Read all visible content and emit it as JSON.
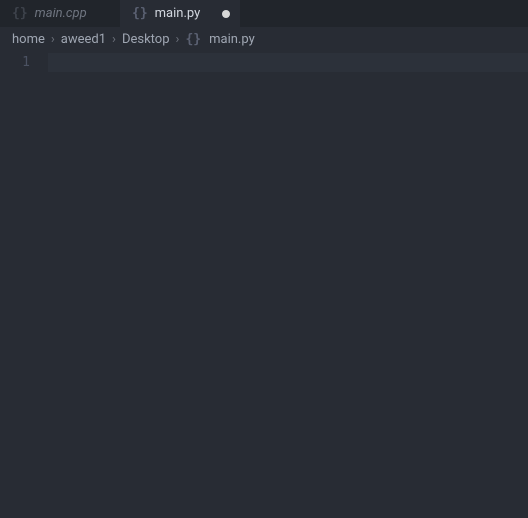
{
  "tabs": [
    {
      "label": "main.cpp",
      "active": false,
      "modified": false
    },
    {
      "label": "main.py",
      "active": true,
      "modified": true
    }
  ],
  "breadcrumb": {
    "segments": [
      "home",
      "aweed1",
      "Desktop"
    ],
    "file": "main.py"
  },
  "editor": {
    "line_numbers": [
      "1"
    ],
    "lines": [
      ""
    ]
  }
}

══════════

TASK OBJECTIVE: Your task is to gather every line with the word "main" and copy it.

PROBLEM SOLUTION:
      "label": "main.cpp",
      "label": "main.py",
    "file": "main.py"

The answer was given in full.